GOAL OF THE EXERCISE — Output the entries word for word. Omit images.
::: EXTRACTED RECORDS
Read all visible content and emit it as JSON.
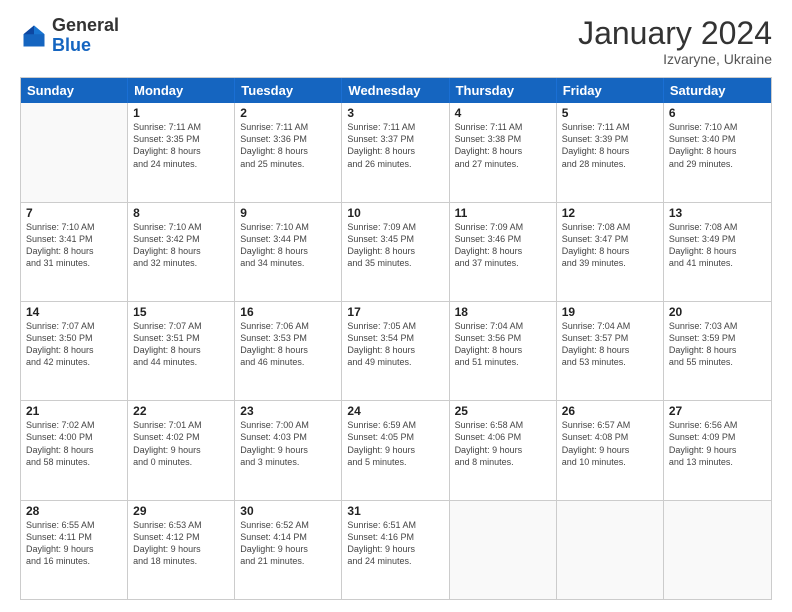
{
  "logo": {
    "general": "General",
    "blue": "Blue"
  },
  "header": {
    "month": "January 2024",
    "location": "Izvaryne, Ukraine"
  },
  "days": [
    "Sunday",
    "Monday",
    "Tuesday",
    "Wednesday",
    "Thursday",
    "Friday",
    "Saturday"
  ],
  "weeks": [
    [
      {
        "num": "",
        "lines": []
      },
      {
        "num": "1",
        "lines": [
          "Sunrise: 7:11 AM",
          "Sunset: 3:35 PM",
          "Daylight: 8 hours",
          "and 24 minutes."
        ]
      },
      {
        "num": "2",
        "lines": [
          "Sunrise: 7:11 AM",
          "Sunset: 3:36 PM",
          "Daylight: 8 hours",
          "and 25 minutes."
        ]
      },
      {
        "num": "3",
        "lines": [
          "Sunrise: 7:11 AM",
          "Sunset: 3:37 PM",
          "Daylight: 8 hours",
          "and 26 minutes."
        ]
      },
      {
        "num": "4",
        "lines": [
          "Sunrise: 7:11 AM",
          "Sunset: 3:38 PM",
          "Daylight: 8 hours",
          "and 27 minutes."
        ]
      },
      {
        "num": "5",
        "lines": [
          "Sunrise: 7:11 AM",
          "Sunset: 3:39 PM",
          "Daylight: 8 hours",
          "and 28 minutes."
        ]
      },
      {
        "num": "6",
        "lines": [
          "Sunrise: 7:10 AM",
          "Sunset: 3:40 PM",
          "Daylight: 8 hours",
          "and 29 minutes."
        ]
      }
    ],
    [
      {
        "num": "7",
        "lines": [
          "Sunrise: 7:10 AM",
          "Sunset: 3:41 PM",
          "Daylight: 8 hours",
          "and 31 minutes."
        ]
      },
      {
        "num": "8",
        "lines": [
          "Sunrise: 7:10 AM",
          "Sunset: 3:42 PM",
          "Daylight: 8 hours",
          "and 32 minutes."
        ]
      },
      {
        "num": "9",
        "lines": [
          "Sunrise: 7:10 AM",
          "Sunset: 3:44 PM",
          "Daylight: 8 hours",
          "and 34 minutes."
        ]
      },
      {
        "num": "10",
        "lines": [
          "Sunrise: 7:09 AM",
          "Sunset: 3:45 PM",
          "Daylight: 8 hours",
          "and 35 minutes."
        ]
      },
      {
        "num": "11",
        "lines": [
          "Sunrise: 7:09 AM",
          "Sunset: 3:46 PM",
          "Daylight: 8 hours",
          "and 37 minutes."
        ]
      },
      {
        "num": "12",
        "lines": [
          "Sunrise: 7:08 AM",
          "Sunset: 3:47 PM",
          "Daylight: 8 hours",
          "and 39 minutes."
        ]
      },
      {
        "num": "13",
        "lines": [
          "Sunrise: 7:08 AM",
          "Sunset: 3:49 PM",
          "Daylight: 8 hours",
          "and 41 minutes."
        ]
      }
    ],
    [
      {
        "num": "14",
        "lines": [
          "Sunrise: 7:07 AM",
          "Sunset: 3:50 PM",
          "Daylight: 8 hours",
          "and 42 minutes."
        ]
      },
      {
        "num": "15",
        "lines": [
          "Sunrise: 7:07 AM",
          "Sunset: 3:51 PM",
          "Daylight: 8 hours",
          "and 44 minutes."
        ]
      },
      {
        "num": "16",
        "lines": [
          "Sunrise: 7:06 AM",
          "Sunset: 3:53 PM",
          "Daylight: 8 hours",
          "and 46 minutes."
        ]
      },
      {
        "num": "17",
        "lines": [
          "Sunrise: 7:05 AM",
          "Sunset: 3:54 PM",
          "Daylight: 8 hours",
          "and 49 minutes."
        ]
      },
      {
        "num": "18",
        "lines": [
          "Sunrise: 7:04 AM",
          "Sunset: 3:56 PM",
          "Daylight: 8 hours",
          "and 51 minutes."
        ]
      },
      {
        "num": "19",
        "lines": [
          "Sunrise: 7:04 AM",
          "Sunset: 3:57 PM",
          "Daylight: 8 hours",
          "and 53 minutes."
        ]
      },
      {
        "num": "20",
        "lines": [
          "Sunrise: 7:03 AM",
          "Sunset: 3:59 PM",
          "Daylight: 8 hours",
          "and 55 minutes."
        ]
      }
    ],
    [
      {
        "num": "21",
        "lines": [
          "Sunrise: 7:02 AM",
          "Sunset: 4:00 PM",
          "Daylight: 8 hours",
          "and 58 minutes."
        ]
      },
      {
        "num": "22",
        "lines": [
          "Sunrise: 7:01 AM",
          "Sunset: 4:02 PM",
          "Daylight: 9 hours",
          "and 0 minutes."
        ]
      },
      {
        "num": "23",
        "lines": [
          "Sunrise: 7:00 AM",
          "Sunset: 4:03 PM",
          "Daylight: 9 hours",
          "and 3 minutes."
        ]
      },
      {
        "num": "24",
        "lines": [
          "Sunrise: 6:59 AM",
          "Sunset: 4:05 PM",
          "Daylight: 9 hours",
          "and 5 minutes."
        ]
      },
      {
        "num": "25",
        "lines": [
          "Sunrise: 6:58 AM",
          "Sunset: 4:06 PM",
          "Daylight: 9 hours",
          "and 8 minutes."
        ]
      },
      {
        "num": "26",
        "lines": [
          "Sunrise: 6:57 AM",
          "Sunset: 4:08 PM",
          "Daylight: 9 hours",
          "and 10 minutes."
        ]
      },
      {
        "num": "27",
        "lines": [
          "Sunrise: 6:56 AM",
          "Sunset: 4:09 PM",
          "Daylight: 9 hours",
          "and 13 minutes."
        ]
      }
    ],
    [
      {
        "num": "28",
        "lines": [
          "Sunrise: 6:55 AM",
          "Sunset: 4:11 PM",
          "Daylight: 9 hours",
          "and 16 minutes."
        ]
      },
      {
        "num": "29",
        "lines": [
          "Sunrise: 6:53 AM",
          "Sunset: 4:12 PM",
          "Daylight: 9 hours",
          "and 18 minutes."
        ]
      },
      {
        "num": "30",
        "lines": [
          "Sunrise: 6:52 AM",
          "Sunset: 4:14 PM",
          "Daylight: 9 hours",
          "and 21 minutes."
        ]
      },
      {
        "num": "31",
        "lines": [
          "Sunrise: 6:51 AM",
          "Sunset: 4:16 PM",
          "Daylight: 9 hours",
          "and 24 minutes."
        ]
      },
      {
        "num": "",
        "lines": []
      },
      {
        "num": "",
        "lines": []
      },
      {
        "num": "",
        "lines": []
      }
    ]
  ]
}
::::::
TASK OUTPUT —
Read all visible content and emit it as JSON.
{
  "logo": {
    "general": "General",
    "blue": "Blue"
  },
  "header": {
    "month": "January 2024",
    "location": "Izvaryne, Ukraine"
  },
  "days": [
    "Sunday",
    "Monday",
    "Tuesday",
    "Wednesday",
    "Thursday",
    "Friday",
    "Saturday"
  ],
  "weeks": [
    [
      {
        "num": "",
        "lines": []
      },
      {
        "num": "1",
        "lines": [
          "Sunrise: 7:11 AM",
          "Sunset: 3:35 PM",
          "Daylight: 8 hours",
          "and 24 minutes."
        ]
      },
      {
        "num": "2",
        "lines": [
          "Sunrise: 7:11 AM",
          "Sunset: 3:36 PM",
          "Daylight: 8 hours",
          "and 25 minutes."
        ]
      },
      {
        "num": "3",
        "lines": [
          "Sunrise: 7:11 AM",
          "Sunset: 3:37 PM",
          "Daylight: 8 hours",
          "and 26 minutes."
        ]
      },
      {
        "num": "4",
        "lines": [
          "Sunrise: 7:11 AM",
          "Sunset: 3:38 PM",
          "Daylight: 8 hours",
          "and 27 minutes."
        ]
      },
      {
        "num": "5",
        "lines": [
          "Sunrise: 7:11 AM",
          "Sunset: 3:39 PM",
          "Daylight: 8 hours",
          "and 28 minutes."
        ]
      },
      {
        "num": "6",
        "lines": [
          "Sunrise: 7:10 AM",
          "Sunset: 3:40 PM",
          "Daylight: 8 hours",
          "and 29 minutes."
        ]
      }
    ],
    [
      {
        "num": "7",
        "lines": [
          "Sunrise: 7:10 AM",
          "Sunset: 3:41 PM",
          "Daylight: 8 hours",
          "and 31 minutes."
        ]
      },
      {
        "num": "8",
        "lines": [
          "Sunrise: 7:10 AM",
          "Sunset: 3:42 PM",
          "Daylight: 8 hours",
          "and 32 minutes."
        ]
      },
      {
        "num": "9",
        "lines": [
          "Sunrise: 7:10 AM",
          "Sunset: 3:44 PM",
          "Daylight: 8 hours",
          "and 34 minutes."
        ]
      },
      {
        "num": "10",
        "lines": [
          "Sunrise: 7:09 AM",
          "Sunset: 3:45 PM",
          "Daylight: 8 hours",
          "and 35 minutes."
        ]
      },
      {
        "num": "11",
        "lines": [
          "Sunrise: 7:09 AM",
          "Sunset: 3:46 PM",
          "Daylight: 8 hours",
          "and 37 minutes."
        ]
      },
      {
        "num": "12",
        "lines": [
          "Sunrise: 7:08 AM",
          "Sunset: 3:47 PM",
          "Daylight: 8 hours",
          "and 39 minutes."
        ]
      },
      {
        "num": "13",
        "lines": [
          "Sunrise: 7:08 AM",
          "Sunset: 3:49 PM",
          "Daylight: 8 hours",
          "and 41 minutes."
        ]
      }
    ],
    [
      {
        "num": "14",
        "lines": [
          "Sunrise: 7:07 AM",
          "Sunset: 3:50 PM",
          "Daylight: 8 hours",
          "and 42 minutes."
        ]
      },
      {
        "num": "15",
        "lines": [
          "Sunrise: 7:07 AM",
          "Sunset: 3:51 PM",
          "Daylight: 8 hours",
          "and 44 minutes."
        ]
      },
      {
        "num": "16",
        "lines": [
          "Sunrise: 7:06 AM",
          "Sunset: 3:53 PM",
          "Daylight: 8 hours",
          "and 46 minutes."
        ]
      },
      {
        "num": "17",
        "lines": [
          "Sunrise: 7:05 AM",
          "Sunset: 3:54 PM",
          "Daylight: 8 hours",
          "and 49 minutes."
        ]
      },
      {
        "num": "18",
        "lines": [
          "Sunrise: 7:04 AM",
          "Sunset: 3:56 PM",
          "Daylight: 8 hours",
          "and 51 minutes."
        ]
      },
      {
        "num": "19",
        "lines": [
          "Sunrise: 7:04 AM",
          "Sunset: 3:57 PM",
          "Daylight: 8 hours",
          "and 53 minutes."
        ]
      },
      {
        "num": "20",
        "lines": [
          "Sunrise: 7:03 AM",
          "Sunset: 3:59 PM",
          "Daylight: 8 hours",
          "and 55 minutes."
        ]
      }
    ],
    [
      {
        "num": "21",
        "lines": [
          "Sunrise: 7:02 AM",
          "Sunset: 4:00 PM",
          "Daylight: 8 hours",
          "and 58 minutes."
        ]
      },
      {
        "num": "22",
        "lines": [
          "Sunrise: 7:01 AM",
          "Sunset: 4:02 PM",
          "Daylight: 9 hours",
          "and 0 minutes."
        ]
      },
      {
        "num": "23",
        "lines": [
          "Sunrise: 7:00 AM",
          "Sunset: 4:03 PM",
          "Daylight: 9 hours",
          "and 3 minutes."
        ]
      },
      {
        "num": "24",
        "lines": [
          "Sunrise: 6:59 AM",
          "Sunset: 4:05 PM",
          "Daylight: 9 hours",
          "and 5 minutes."
        ]
      },
      {
        "num": "25",
        "lines": [
          "Sunrise: 6:58 AM",
          "Sunset: 4:06 PM",
          "Daylight: 9 hours",
          "and 8 minutes."
        ]
      },
      {
        "num": "26",
        "lines": [
          "Sunrise: 6:57 AM",
          "Sunset: 4:08 PM",
          "Daylight: 9 hours",
          "and 10 minutes."
        ]
      },
      {
        "num": "27",
        "lines": [
          "Sunrise: 6:56 AM",
          "Sunset: 4:09 PM",
          "Daylight: 9 hours",
          "and 13 minutes."
        ]
      }
    ],
    [
      {
        "num": "28",
        "lines": [
          "Sunrise: 6:55 AM",
          "Sunset: 4:11 PM",
          "Daylight: 9 hours",
          "and 16 minutes."
        ]
      },
      {
        "num": "29",
        "lines": [
          "Sunrise: 6:53 AM",
          "Sunset: 4:12 PM",
          "Daylight: 9 hours",
          "and 18 minutes."
        ]
      },
      {
        "num": "30",
        "lines": [
          "Sunrise: 6:52 AM",
          "Sunset: 4:14 PM",
          "Daylight: 9 hours",
          "and 21 minutes."
        ]
      },
      {
        "num": "31",
        "lines": [
          "Sunrise: 6:51 AM",
          "Sunset: 4:16 PM",
          "Daylight: 9 hours",
          "and 24 minutes."
        ]
      },
      {
        "num": "",
        "lines": []
      },
      {
        "num": "",
        "lines": []
      },
      {
        "num": "",
        "lines": []
      }
    ]
  ]
}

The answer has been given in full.